Extracted data entries:
BEGIN

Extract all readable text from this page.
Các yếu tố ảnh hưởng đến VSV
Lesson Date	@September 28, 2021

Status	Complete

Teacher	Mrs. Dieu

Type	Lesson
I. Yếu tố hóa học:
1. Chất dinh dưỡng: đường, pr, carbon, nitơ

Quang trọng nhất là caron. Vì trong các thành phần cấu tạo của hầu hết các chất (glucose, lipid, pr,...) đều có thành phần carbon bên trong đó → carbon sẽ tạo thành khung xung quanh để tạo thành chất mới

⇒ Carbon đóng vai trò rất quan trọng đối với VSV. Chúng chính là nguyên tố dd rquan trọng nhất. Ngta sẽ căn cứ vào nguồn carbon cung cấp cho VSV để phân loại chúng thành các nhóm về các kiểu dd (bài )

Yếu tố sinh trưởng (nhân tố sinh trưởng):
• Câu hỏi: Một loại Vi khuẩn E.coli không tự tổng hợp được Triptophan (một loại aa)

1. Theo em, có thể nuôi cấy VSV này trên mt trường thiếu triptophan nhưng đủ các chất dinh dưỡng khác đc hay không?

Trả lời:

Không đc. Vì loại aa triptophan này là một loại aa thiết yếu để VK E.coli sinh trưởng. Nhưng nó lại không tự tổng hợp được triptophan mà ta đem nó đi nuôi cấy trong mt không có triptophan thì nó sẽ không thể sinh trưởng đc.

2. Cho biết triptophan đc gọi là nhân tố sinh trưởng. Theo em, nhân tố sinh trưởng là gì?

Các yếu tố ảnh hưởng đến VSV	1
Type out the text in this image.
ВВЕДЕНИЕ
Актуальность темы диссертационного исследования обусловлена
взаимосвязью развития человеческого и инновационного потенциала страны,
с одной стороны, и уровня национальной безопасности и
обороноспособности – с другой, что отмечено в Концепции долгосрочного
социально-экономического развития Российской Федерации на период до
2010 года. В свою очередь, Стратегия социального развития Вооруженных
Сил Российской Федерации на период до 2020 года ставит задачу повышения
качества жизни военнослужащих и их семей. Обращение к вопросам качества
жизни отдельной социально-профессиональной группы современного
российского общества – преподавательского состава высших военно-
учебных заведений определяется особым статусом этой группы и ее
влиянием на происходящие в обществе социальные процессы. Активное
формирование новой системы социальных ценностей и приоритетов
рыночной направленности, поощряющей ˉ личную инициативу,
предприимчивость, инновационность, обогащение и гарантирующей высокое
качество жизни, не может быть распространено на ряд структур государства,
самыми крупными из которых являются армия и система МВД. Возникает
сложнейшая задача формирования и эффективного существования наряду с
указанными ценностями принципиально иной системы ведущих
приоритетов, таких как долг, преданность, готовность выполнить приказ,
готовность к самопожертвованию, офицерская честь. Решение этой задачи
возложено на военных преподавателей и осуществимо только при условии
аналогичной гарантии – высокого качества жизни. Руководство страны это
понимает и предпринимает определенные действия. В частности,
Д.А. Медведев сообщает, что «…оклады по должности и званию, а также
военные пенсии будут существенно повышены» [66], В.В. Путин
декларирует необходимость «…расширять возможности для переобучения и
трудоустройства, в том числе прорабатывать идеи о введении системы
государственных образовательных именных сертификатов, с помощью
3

END

EXERCISE PROMPT: Type out all of the material again, word for word.

EXERCISE RESPONSE:
Extract all readable text from this page.
Các yếu tố ảnh hưởng đến VSV
Lesson Date	@September 28, 2021

Status	Complete

Teacher	Mrs. Dieu

Type	Lesson
I. Yếu tố hóa học:
1. Chất dinh dưỡng: đường, pr, carbon, nitơ

Quang trọng nhất là caron. Vì trong các thành phần cấu tạo của hầu hết các chất (glucose, lipid, pr,...) đều có thành phần carbon bên trong đó → carbon sẽ tạo thành khung xung quanh để tạo thành chất mới

⇒ Carbon đóng vai trò rất quan trọng đối với VSV. Chúng chính là nguyên tố dd rquan trọng nhất. Ngta sẽ căn cứ vào nguồn carbon cung cấp cho VSV để phân loại chúng thành các nhóm về các kiểu dd (bài )

Yếu tố sinh trưởng (nhân tố sinh trưởng):
• Câu hỏi: Một loại Vi khuẩn E.coli không tự tổng hợp được Triptophan (một loại aa)

1. Theo em, có thể nuôi cấy VSV này trên mt trường thiếu triptophan nhưng đủ các chất dinh dưỡng khác đc hay không?

Trả lời:

Không đc. Vì loại aa triptophan này là một loại aa thiết yếu để VK E.coli sinh trưởng. Nhưng nó lại không tự tổng hợp được triptophan mà ta đem nó đi nuôi cấy trong mt không có triptophan thì nó sẽ không thể sinh trưởng đc.

2. Cho biết triptophan đc gọi là nhân tố sinh trưởng. Theo em, nhân tố sinh trưởng là gì?

Các yếu tố ảnh hưởng đến VSV	1
Type out the text in this image.
ВВЕДЕНИЕ
Актуальность темы диссертационного исследования обусловлена
взаимосвязью развития человеческого и инновационного потенциала страны,
с одной стороны, и уровня национальной безопасности и
обороноспособности – с другой, что отмечено в Концепции долгосрочного
социально-экономического развития Российской Федерации на период до
2010 года. В свою очередь, Стратегия социального развития Вооруженных
Сил Российской Федерации на период до 2020 года ставит задачу повышения
качества жизни военнослужащих и их семей. Обращение к вопросам качества
жизни отдельной социально-профессиональной группы современного
российского общества – преподавательского состава высших военно-
учебных заведений определяется особым статусом этой группы и ее
влиянием на происходящие в обществе социальные процессы. Активное
формирование новой системы социальных ценностей и приоритетов
рыночной направленности, поощряющей ˉ личную инициативу,
предприимчивость, инновационность, обогащение и гарантирующей высокое
качество жизни, не может быть распространено на ряд структур государства,
самыми крупными из которых являются армия и система МВД. Возникает
сложнейшая задача формирования и эффективного существования наряду с
указанными ценностями принципиально иной системы ведущих
приоритетов, таких как долг, преданность, готовность выполнить приказ,
готовность к самопожертвованию, офицерская честь. Решение этой задачи
возложено на военных преподавателей и осуществимо только при условии
аналогичной гарантии – высокого качества жизни. Руководство страны это
понимает и предпринимает определенные действия. В частности,
Д.А. Медведев сообщает, что «…оклады по должности и званию, а также
военные пенсии будут существенно повышены» [66], В.В. Путин
декларирует необходимость «…расширять возможности для переобучения и
трудоустройства, в том числе прорабатывать идеи о введении системы
государственных образовательных именных сертификатов, с помощью
3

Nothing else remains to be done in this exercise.